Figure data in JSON
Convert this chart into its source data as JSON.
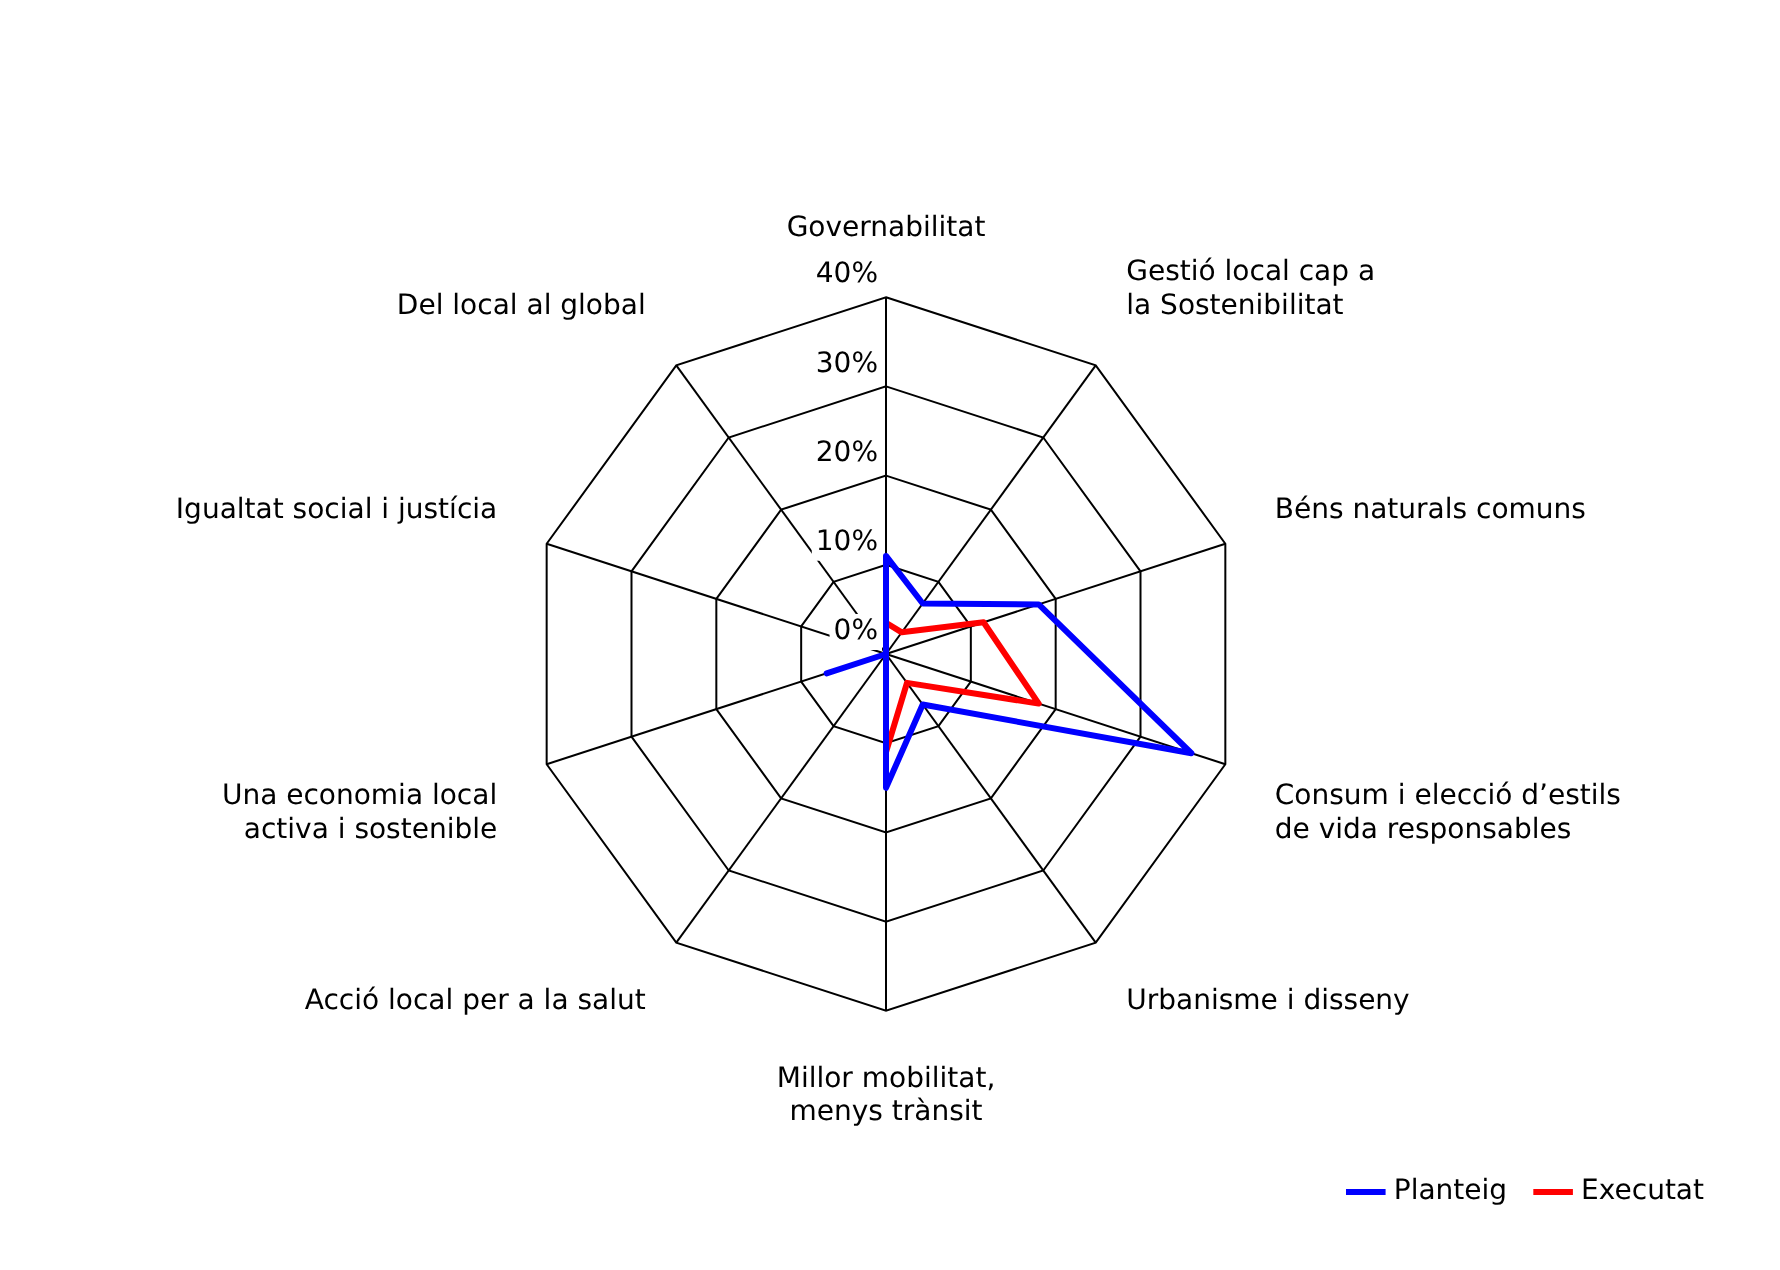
{
  "chart_data": {
    "type": "radar",
    "categories": [
      "Governabilitat",
      "Gestió local cap a la Sostenibilitat",
      "Béns naturals comuns",
      "Consum i elecció d’estils de vida responsables",
      "Urbanisme i disseny",
      "Millor mobilitat, menys trànsit",
      "Acció local per a la salut",
      "Una economia local activa i sostenible",
      "Igualtat social i justícia",
      "Del local al global"
    ],
    "series": [
      {
        "name": "Planteig",
        "color": "#0000ff",
        "values": [
          11,
          7,
          18,
          36,
          7,
          15,
          0,
          7,
          0,
          0
        ]
      },
      {
        "name": "Executat",
        "color": "#ff0000",
        "values": [
          3.5,
          3,
          11.5,
          18,
          4,
          11,
          0,
          0,
          0,
          0
        ]
      }
    ],
    "ylim": [
      0,
      40
    ],
    "yticks": [
      {
        "value": 0,
        "label": "0%"
      },
      {
        "value": 10,
        "label": "10%"
      },
      {
        "value": 20,
        "label": "20%"
      },
      {
        "value": 30,
        "label": "30%"
      },
      {
        "value": 40,
        "label": "40%"
      }
    ],
    "grid": true,
    "marker": "none",
    "legend": "bottom right"
  }
}
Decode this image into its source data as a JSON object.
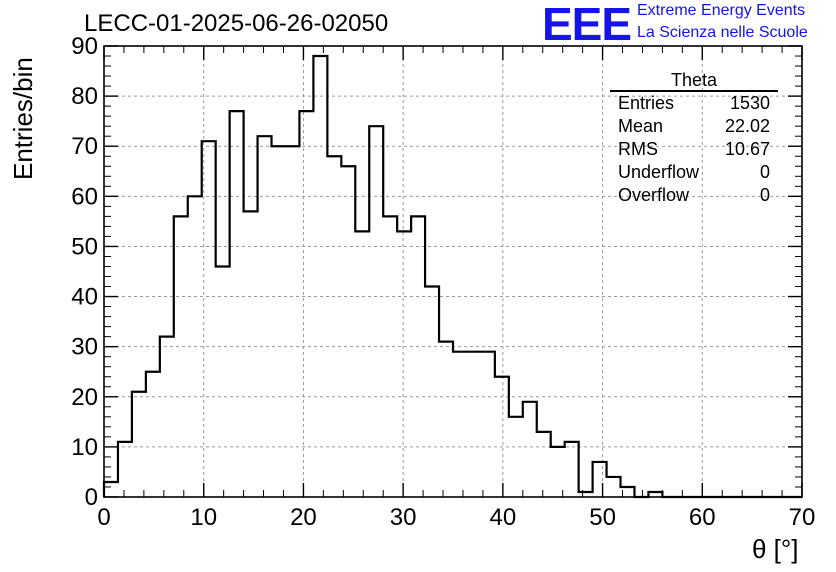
{
  "header": {
    "run_title": "LECC-01-2025-06-26-02050"
  },
  "logo": {
    "mark": "EEE",
    "line1": "Extreme Energy Events",
    "line2": "La Scienza nelle Scuole",
    "color": "#1414e6"
  },
  "stats": {
    "title": "Theta",
    "rows": [
      {
        "label": "Entries",
        "value": "1530"
      },
      {
        "label": "Mean",
        "value": "22.02"
      },
      {
        "label": "RMS",
        "value": "10.67"
      },
      {
        "label": "Underflow",
        "value": "0"
      },
      {
        "label": "Overflow",
        "value": "0"
      }
    ]
  },
  "chart_data": {
    "type": "bar",
    "style": "step-histogram",
    "xlabel": "θ [°]",
    "ylabel": "Entries/bin",
    "xlim": [
      0,
      70
    ],
    "ylim": [
      0,
      90
    ],
    "bin_width": 1.4,
    "xticks": [
      0,
      10,
      20,
      30,
      40,
      50,
      60,
      70
    ],
    "yticks": [
      0,
      10,
      20,
      30,
      40,
      50,
      60,
      70,
      80,
      90
    ],
    "grid": true,
    "values": [
      3,
      11,
      21,
      25,
      32,
      56,
      60,
      71,
      46,
      77,
      57,
      72,
      70,
      70,
      77,
      88,
      68,
      66,
      53,
      74,
      56,
      53,
      56,
      42,
      31,
      29,
      29,
      29,
      24,
      16,
      19,
      13,
      10,
      11,
      1,
      7,
      4,
      2,
      0,
      1,
      0,
      0,
      0,
      0,
      0,
      0,
      0,
      0,
      0,
      0
    ]
  }
}
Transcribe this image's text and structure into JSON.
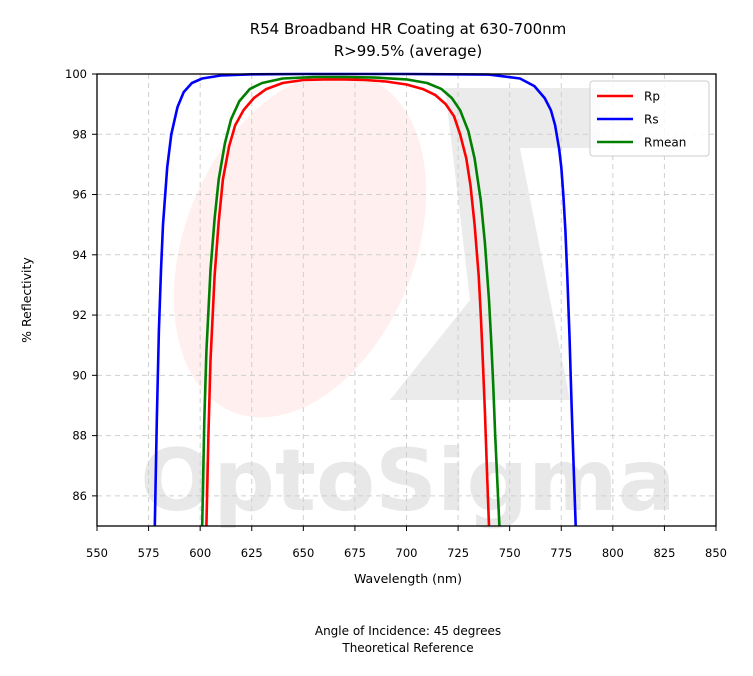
{
  "chart_data": {
    "type": "line",
    "title": "R54 Broadband HR Coating at 630-700nm",
    "subtitle": "R>99.5% (average)",
    "xlabel": "Wavelength (nm)",
    "ylabel": "% Reflectivity",
    "xlim": [
      550,
      850
    ],
    "ylim": [
      85,
      100
    ],
    "xticks": [
      "550",
      "575",
      "600",
      "625",
      "650",
      "675",
      "700",
      "725",
      "750",
      "775",
      "800",
      "825",
      "850"
    ],
    "yticks": [
      "86",
      "88",
      "90",
      "92",
      "94",
      "96",
      "98",
      "100"
    ],
    "grid": true,
    "legend_position": "top-right",
    "series": [
      {
        "name": "Rp",
        "color": "#ff0000",
        "x": [
          603,
          604,
          605,
          607,
          609,
          611,
          614,
          617,
          621,
          626,
          632,
          640,
          650,
          660,
          670,
          680,
          690,
          700,
          708,
          714,
          719,
          723,
          726,
          729,
          731,
          733,
          735,
          736,
          737,
          738,
          739,
          740
        ],
        "y": [
          85.0,
          88.0,
          90.5,
          93.3,
          95.1,
          96.5,
          97.6,
          98.3,
          98.8,
          99.2,
          99.5,
          99.7,
          99.8,
          99.82,
          99.82,
          99.8,
          99.75,
          99.65,
          99.5,
          99.3,
          99.0,
          98.6,
          98.0,
          97.2,
          96.3,
          95.0,
          93.3,
          92.0,
          90.5,
          88.8,
          86.8,
          85.0
        ]
      },
      {
        "name": "Rs",
        "color": "#0000ff",
        "x": [
          578,
          579,
          580,
          581,
          582,
          584,
          586,
          589,
          592,
          596,
          601,
          610,
          625,
          650,
          700,
          740,
          755,
          762,
          767,
          770,
          772,
          774,
          775,
          776,
          777,
          778,
          779,
          780,
          781,
          782
        ],
        "y": [
          85.0,
          88.5,
          91.5,
          93.5,
          95.0,
          96.9,
          98.0,
          98.9,
          99.4,
          99.7,
          99.85,
          99.95,
          99.99,
          100.0,
          100.0,
          99.98,
          99.85,
          99.6,
          99.2,
          98.8,
          98.3,
          97.5,
          96.9,
          96.0,
          94.8,
          93.2,
          91.3,
          89.0,
          87.0,
          85.0
        ]
      },
      {
        "name": "Rmean",
        "color": "#008000",
        "x": [
          601,
          602,
          603,
          605,
          607,
          609,
          612,
          615,
          619,
          624,
          630,
          640,
          655,
          670,
          685,
          700,
          710,
          717,
          722,
          726,
          730,
          733,
          736,
          738,
          740,
          741,
          742,
          743,
          744,
          745
        ],
        "y": [
          85.0,
          88.5,
          90.8,
          93.5,
          95.2,
          96.5,
          97.7,
          98.5,
          99.1,
          99.5,
          99.7,
          99.85,
          99.9,
          99.9,
          99.88,
          99.82,
          99.7,
          99.5,
          99.2,
          98.8,
          98.1,
          97.2,
          95.8,
          94.4,
          92.5,
          91.2,
          89.7,
          88.0,
          86.5,
          85.0
        ]
      }
    ]
  },
  "watermark": {
    "text": "OptoSigma"
  },
  "footer": {
    "line1": "Angle of Incidence: 45 degrees",
    "line2": "Theoretical Reference"
  }
}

__Task directions__
Work through the data and report how many of its lines hold the word "ylabel", giving only the figure.

__Task output__
2